## Exercise description:
Please retype the data in full and exactly; the pictures are not part of the copy.

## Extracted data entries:
*-*-*

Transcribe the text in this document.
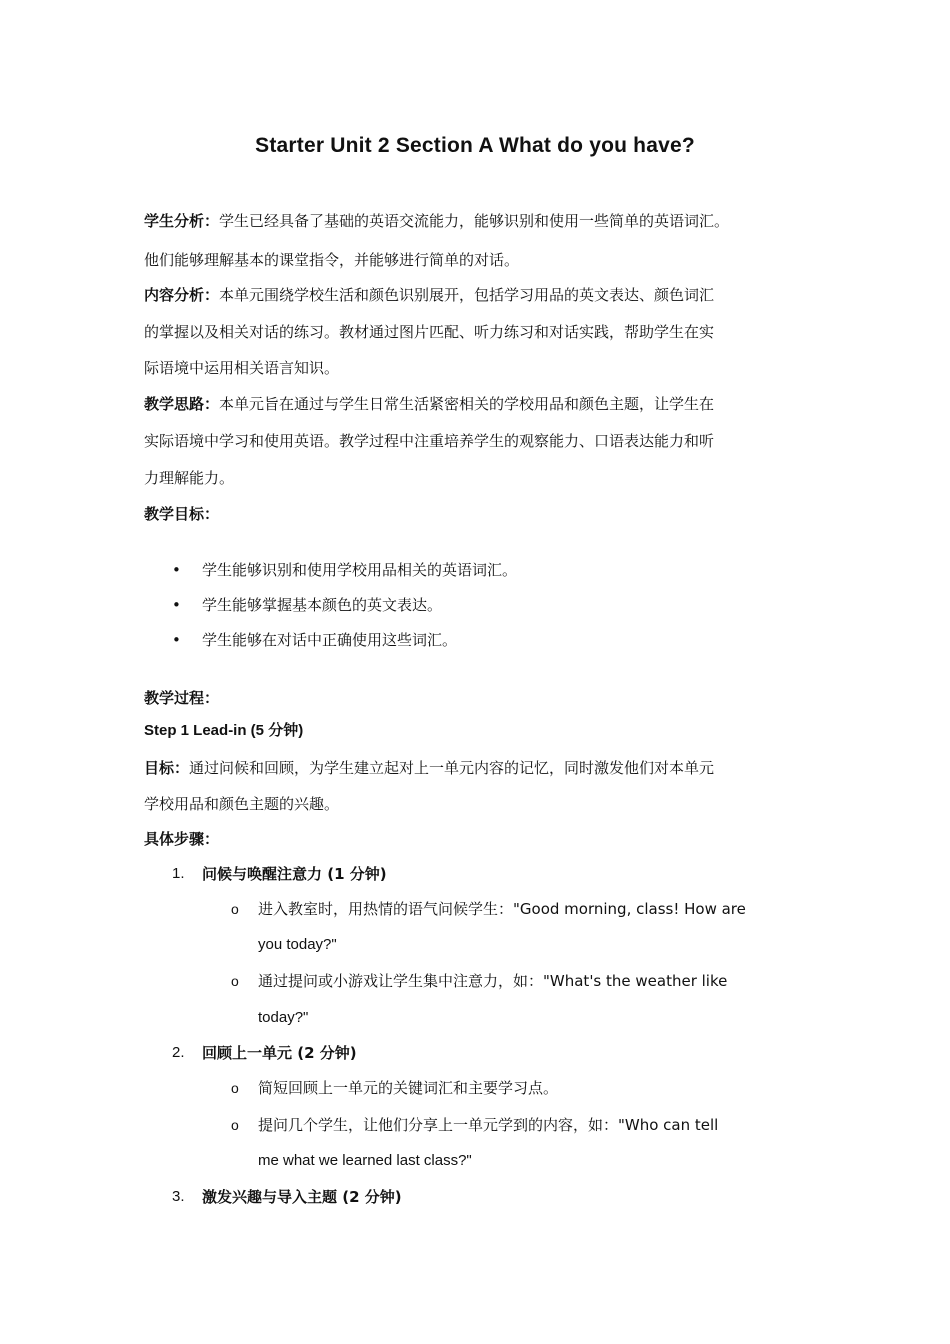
Starter Unit 2 Section A What do you have?
学生分析：学生已经具备了基础的英语交流能力，能够识别和使用一些简单的英语词汇。
他们能够理解基本的课堂指令，并能够进行简单的对话。
内容分析：本单元围绕学校生活和颜色识别展开，包括学习用品的英文表达、颜色词汇
的掌握以及相关对话的练习。教材通过图片匹配、听力练习和对话实践，帮助学生在实
际语境中运用相关语言知识。
教学思路：本单元旨在通过与学生日常生活紧密相关的学校用品和颜色主题，让学生在
实际语境中学习和使用英语。教学过程中注重培养学生的观察能力、口语表达能力和听
力理解能力。
教学目标：
• 学生能够识别和使用学校用品相关的英语词汇。
• 学生能够掌握基本颜色的英文表达。
• 学生能够在对话中正确使用这些词汇。
教学过程：
Step 1 Lead-in (5 分钟)
目标：通过问候和回顾，为学生建立起对上一单元内容的记忆，同时激发他们对本单元
学校用品和颜色主题的兴趣。
具体步骤：
1. 问候与唤醒注意力 (1 分钟)
o 进入教室时，用热情的语气问候学生："Good morning, class! How are
you today?"
o 通过提问或小游戏让学生集中注意力，如："What's the weather like
today?"
2. 回顾上一单元 (2 分钟)
o 简短回顾上一单元的关键词汇和主要学习点。
o 提问几个学生，让他们分享上一单元学到的内容，如："Who can tell
me what we learned last class?"
3. 激发兴趣与导入主题 (2 分钟)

*-*-*

## Answer below:
Transcribe the text in this document.
Starter Unit 2 Section A What do you have?
学生分析：学生已经具备了基础的英语交流能力，能够识别和使用一些简单的英语词汇。
他们能够理解基本的课堂指令，并能够进行简单的对话。
内容分析：本单元围绕学校生活和颜色识别展开，包括学习用品的英文表达、颜色词汇
的掌握以及相关对话的练习。教材通过图片匹配、听力练习和对话实践，帮助学生在实
际语境中运用相关语言知识。
教学思路：本单元旨在通过与学生日常生活紧密相关的学校用品和颜色主题，让学生在
实际语境中学习和使用英语。教学过程中注重培养学生的观察能力、口语表达能力和听
力理解能力。
教学目标：
• 学生能够识别和使用学校用品相关的英语词汇。
• 学生能够掌握基本颜色的英文表达。
• 学生能够在对话中正确使用这些词汇。
教学过程：
Step 1 Lead-in (5 分钟)
目标：通过问候和回顾，为学生建立起对上一单元内容的记忆，同时激发他们对本单元
学校用品和颜色主题的兴趣。
具体步骤：
1. 问候与唤醒注意力 (1 分钟)
o 进入教室时，用热情的语气问候学生："Good morning, class! How are
you today?"
o 通过提问或小游戏让学生集中注意力，如："What's the weather like
today?"
2. 回顾上一单元 (2 分钟)
o 简短回顾上一单元的关键词汇和主要学习点。
o 提问几个学生，让他们分享上一单元学到的内容，如："Who can tell
me what we learned last class?"
3. 激发兴趣与导入主题 (2 分钟)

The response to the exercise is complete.